### WHAT IS BEING ASKED
Return the records in full, exactly as given.

— start EXERCISE DATA —

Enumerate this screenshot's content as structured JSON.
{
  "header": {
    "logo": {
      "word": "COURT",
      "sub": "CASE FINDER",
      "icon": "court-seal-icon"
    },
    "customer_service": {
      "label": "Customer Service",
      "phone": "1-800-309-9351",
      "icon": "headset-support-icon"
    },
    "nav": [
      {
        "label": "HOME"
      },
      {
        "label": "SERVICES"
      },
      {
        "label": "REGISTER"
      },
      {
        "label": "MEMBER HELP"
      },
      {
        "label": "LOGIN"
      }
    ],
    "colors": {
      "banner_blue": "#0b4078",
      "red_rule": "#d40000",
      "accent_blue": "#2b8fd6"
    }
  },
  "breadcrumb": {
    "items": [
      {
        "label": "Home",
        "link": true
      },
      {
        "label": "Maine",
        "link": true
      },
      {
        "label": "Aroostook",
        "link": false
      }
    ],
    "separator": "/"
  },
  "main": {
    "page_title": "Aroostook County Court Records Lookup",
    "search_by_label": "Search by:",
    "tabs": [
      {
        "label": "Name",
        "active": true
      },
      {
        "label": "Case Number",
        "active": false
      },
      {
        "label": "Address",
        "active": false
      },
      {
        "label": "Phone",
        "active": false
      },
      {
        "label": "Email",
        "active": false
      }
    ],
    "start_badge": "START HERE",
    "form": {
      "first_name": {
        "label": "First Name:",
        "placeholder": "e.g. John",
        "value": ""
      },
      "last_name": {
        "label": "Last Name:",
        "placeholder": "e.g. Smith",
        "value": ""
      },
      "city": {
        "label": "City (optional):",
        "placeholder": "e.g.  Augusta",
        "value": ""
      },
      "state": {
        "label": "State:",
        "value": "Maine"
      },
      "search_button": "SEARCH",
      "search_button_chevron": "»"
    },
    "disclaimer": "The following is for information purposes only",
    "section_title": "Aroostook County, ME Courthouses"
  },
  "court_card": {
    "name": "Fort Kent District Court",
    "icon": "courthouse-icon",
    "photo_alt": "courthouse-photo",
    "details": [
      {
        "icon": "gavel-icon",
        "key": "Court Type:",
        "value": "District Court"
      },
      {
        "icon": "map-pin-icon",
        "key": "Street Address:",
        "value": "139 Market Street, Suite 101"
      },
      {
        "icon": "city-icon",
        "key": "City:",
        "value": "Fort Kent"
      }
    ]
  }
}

— end EXERCISE DATA —

### SOLUTION FOR THIS TASK
Enumerate this screenshot's content as structured JSON.
{
  "header": {
    "logo": {
      "word": "COURT",
      "sub": "CASE FINDER",
      "icon": "court-seal-icon"
    },
    "customer_service": {
      "label": "Customer Service",
      "phone": "1-800-309-9351",
      "icon": "headset-support-icon"
    },
    "nav": [
      {
        "label": "HOME"
      },
      {
        "label": "SERVICES"
      },
      {
        "label": "REGISTER"
      },
      {
        "label": "MEMBER HELP"
      },
      {
        "label": "LOGIN"
      }
    ],
    "colors": {
      "banner_blue": "#0b4078",
      "red_rule": "#d40000",
      "accent_blue": "#2b8fd6"
    }
  },
  "breadcrumb": {
    "items": [
      {
        "label": "Home",
        "link": true
      },
      {
        "label": "Maine",
        "link": true
      },
      {
        "label": "Aroostook",
        "link": false
      }
    ],
    "separator": "/"
  },
  "main": {
    "page_title": "Aroostook County Court Records Lookup",
    "search_by_label": "Search by:",
    "tabs": [
      {
        "label": "Name",
        "active": true
      },
      {
        "label": "Case Number",
        "active": false
      },
      {
        "label": "Address",
        "active": false
      },
      {
        "label": "Phone",
        "active": false
      },
      {
        "label": "Email",
        "active": false
      }
    ],
    "start_badge": "START HERE",
    "form": {
      "first_name": {
        "label": "First Name:",
        "placeholder": "e.g. John",
        "value": ""
      },
      "last_name": {
        "label": "Last Name:",
        "placeholder": "e.g. Smith",
        "value": ""
      },
      "city": {
        "label": "City (optional):",
        "placeholder": "e.g.  Augusta",
        "value": ""
      },
      "state": {
        "label": "State:",
        "value": "Maine"
      },
      "search_button": "SEARCH",
      "search_button_chevron": "»"
    },
    "disclaimer": "The following is for information purposes only",
    "section_title": "Aroostook County, ME Courthouses"
  },
  "court_card": {
    "name": "Fort Kent District Court",
    "icon": "courthouse-icon",
    "photo_alt": "courthouse-photo",
    "details": [
      {
        "icon": "gavel-icon",
        "key": "Court Type:",
        "value": "District Court"
      },
      {
        "icon": "map-pin-icon",
        "key": "Street Address:",
        "value": "139 Market Street, Suite 101"
      },
      {
        "icon": "city-icon",
        "key": "City:",
        "value": "Fort Kent"
      }
    ]
  }
}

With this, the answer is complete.